Task to complete — Repeat all of the material below exactly as written, images excluded.

Data supplied —

────

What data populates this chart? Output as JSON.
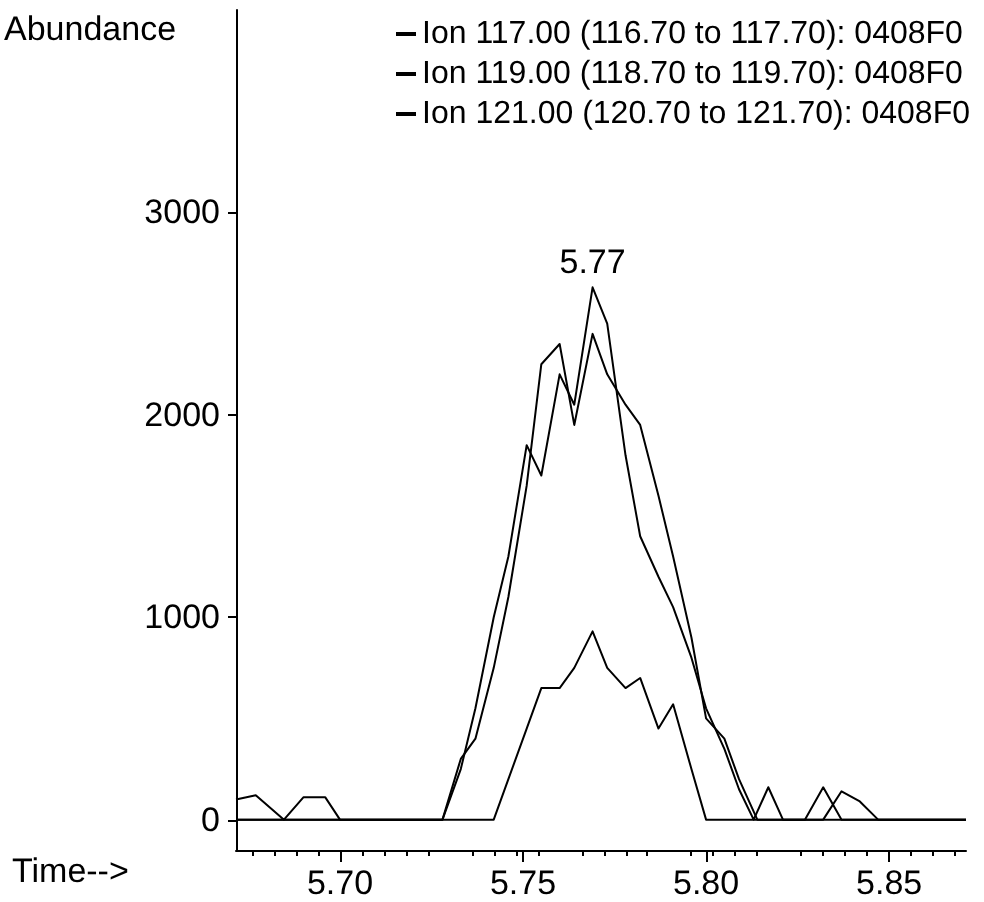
{
  "chart_data": {
    "type": "line",
    "xlabel": "Time-->",
    "ylabel": "Abundance",
    "xlim": [
      5.6716,
      5.871
    ],
    "xticks": [
      {
        "value": 5.7,
        "label": "5.70"
      },
      5.75,
      {
        "value": 5.8,
        "label": "5.80"
      },
      5.85
    ],
    "ylim": [
      -150,
      4000
    ],
    "yticks": [
      0,
      1000,
      2000,
      3000
    ],
    "grid": false,
    "legend": "top right",
    "marker": "none",
    "line_style": "solid",
    "annotations": [
      {
        "text": "5.77",
        "x": 5.769,
        "y": 2630
      }
    ],
    "series": [
      {
        "name": "Ion 117.00 (116.70 to 117.70): 0408F0",
        "color": "#000000",
        "x": [
          5.672,
          5.728,
          5.733,
          5.737,
          5.742,
          5.746,
          5.751,
          5.755,
          5.76,
          5.764,
          5.769,
          5.773,
          5.778,
          5.782,
          5.787,
          5.791,
          5.796,
          5.8,
          5.805,
          5.809,
          5.813,
          5.817,
          5.821,
          5.871
        ],
        "values": [
          0,
          0,
          250,
          550,
          1000,
          1300,
          1850,
          1700,
          2200,
          2050,
          2630,
          2450,
          1800,
          1400,
          1200,
          1050,
          800,
          550,
          350,
          150,
          0,
          160,
          0,
          0
        ]
      },
      {
        "name": "Ion 119.00 (118.70 to 119.70): 0408F0",
        "color": "#000000",
        "x": [
          5.6716,
          5.677,
          5.6847,
          5.69,
          5.696,
          5.7,
          5.728,
          5.733,
          5.737,
          5.742,
          5.746,
          5.751,
          5.755,
          5.76,
          5.764,
          5.769,
          5.773,
          5.778,
          5.782,
          5.787,
          5.791,
          5.796,
          5.8,
          5.805,
          5.809,
          5.814,
          5.827,
          5.832,
          5.837,
          5.871
        ],
        "values": [
          100,
          120,
          0,
          110,
          110,
          0,
          0,
          300,
          400,
          750,
          1100,
          1650,
          2250,
          2350,
          1950,
          2400,
          2200,
          2050,
          1950,
          1600,
          1300,
          900,
          500,
          400,
          200,
          0,
          0,
          160,
          0,
          0
        ]
      },
      {
        "name": "Ion 121.00 (120.70 to 121.70): 0408F0",
        "color": "#000000",
        "x": [
          5.672,
          5.742,
          5.746,
          5.751,
          5.755,
          5.76,
          5.764,
          5.769,
          5.773,
          5.778,
          5.782,
          5.787,
          5.791,
          5.796,
          5.8,
          5.832,
          5.837,
          5.842,
          5.847,
          5.871
        ],
        "values": [
          0,
          0,
          200,
          450,
          650,
          650,
          750,
          930,
          750,
          650,
          700,
          450,
          570,
          250,
          0,
          0,
          140,
          90,
          0,
          0
        ]
      }
    ]
  }
}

────

Answer to the exercise —
What data populates this chart? Output as JSON.
{
  "chart_data": {
    "type": "line",
    "xlabel": "Time-->",
    "ylabel": "Abundance",
    "xlim": [
      5.6716,
      5.871
    ],
    "xticks": [
      {
        "value": 5.7,
        "label": "5.70"
      },
      5.75,
      {
        "value": 5.8,
        "label": "5.80"
      },
      5.85
    ],
    "ylim": [
      -150,
      4000
    ],
    "yticks": [
      0,
      1000,
      2000,
      3000
    ],
    "grid": false,
    "legend": "top right",
    "marker": "none",
    "line_style": "solid",
    "annotations": [
      {
        "text": "5.77",
        "x": 5.769,
        "y": 2630
      }
    ],
    "series": [
      {
        "name": "Ion 117.00 (116.70 to 117.70): 0408F0",
        "color": "#000000",
        "x": [
          5.672,
          5.728,
          5.733,
          5.737,
          5.742,
          5.746,
          5.751,
          5.755,
          5.76,
          5.764,
          5.769,
          5.773,
          5.778,
          5.782,
          5.787,
          5.791,
          5.796,
          5.8,
          5.805,
          5.809,
          5.813,
          5.817,
          5.821,
          5.871
        ],
        "values": [
          0,
          0,
          250,
          550,
          1000,
          1300,
          1850,
          1700,
          2200,
          2050,
          2630,
          2450,
          1800,
          1400,
          1200,
          1050,
          800,
          550,
          350,
          150,
          0,
          160,
          0,
          0
        ]
      },
      {
        "name": "Ion 119.00 (118.70 to 119.70): 0408F0",
        "color": "#000000",
        "x": [
          5.6716,
          5.677,
          5.6847,
          5.69,
          5.696,
          5.7,
          5.728,
          5.733,
          5.737,
          5.742,
          5.746,
          5.751,
          5.755,
          5.76,
          5.764,
          5.769,
          5.773,
          5.778,
          5.782,
          5.787,
          5.791,
          5.796,
          5.8,
          5.805,
          5.809,
          5.814,
          5.827,
          5.832,
          5.837,
          5.871
        ],
        "values": [
          100,
          120,
          0,
          110,
          110,
          0,
          0,
          300,
          400,
          750,
          1100,
          1650,
          2250,
          2350,
          1950,
          2400,
          2200,
          2050,
          1950,
          1600,
          1300,
          900,
          500,
          400,
          200,
          0,
          0,
          160,
          0,
          0
        ]
      },
      {
        "name": "Ion 121.00 (120.70 to 121.70): 0408F0",
        "color": "#000000",
        "x": [
          5.672,
          5.742,
          5.746,
          5.751,
          5.755,
          5.76,
          5.764,
          5.769,
          5.773,
          5.778,
          5.782,
          5.787,
          5.791,
          5.796,
          5.8,
          5.832,
          5.837,
          5.842,
          5.847,
          5.871
        ],
        "values": [
          0,
          0,
          200,
          450,
          650,
          650,
          750,
          930,
          750,
          650,
          700,
          450,
          570,
          250,
          0,
          0,
          140,
          90,
          0,
          0
        ]
      }
    ]
  }
}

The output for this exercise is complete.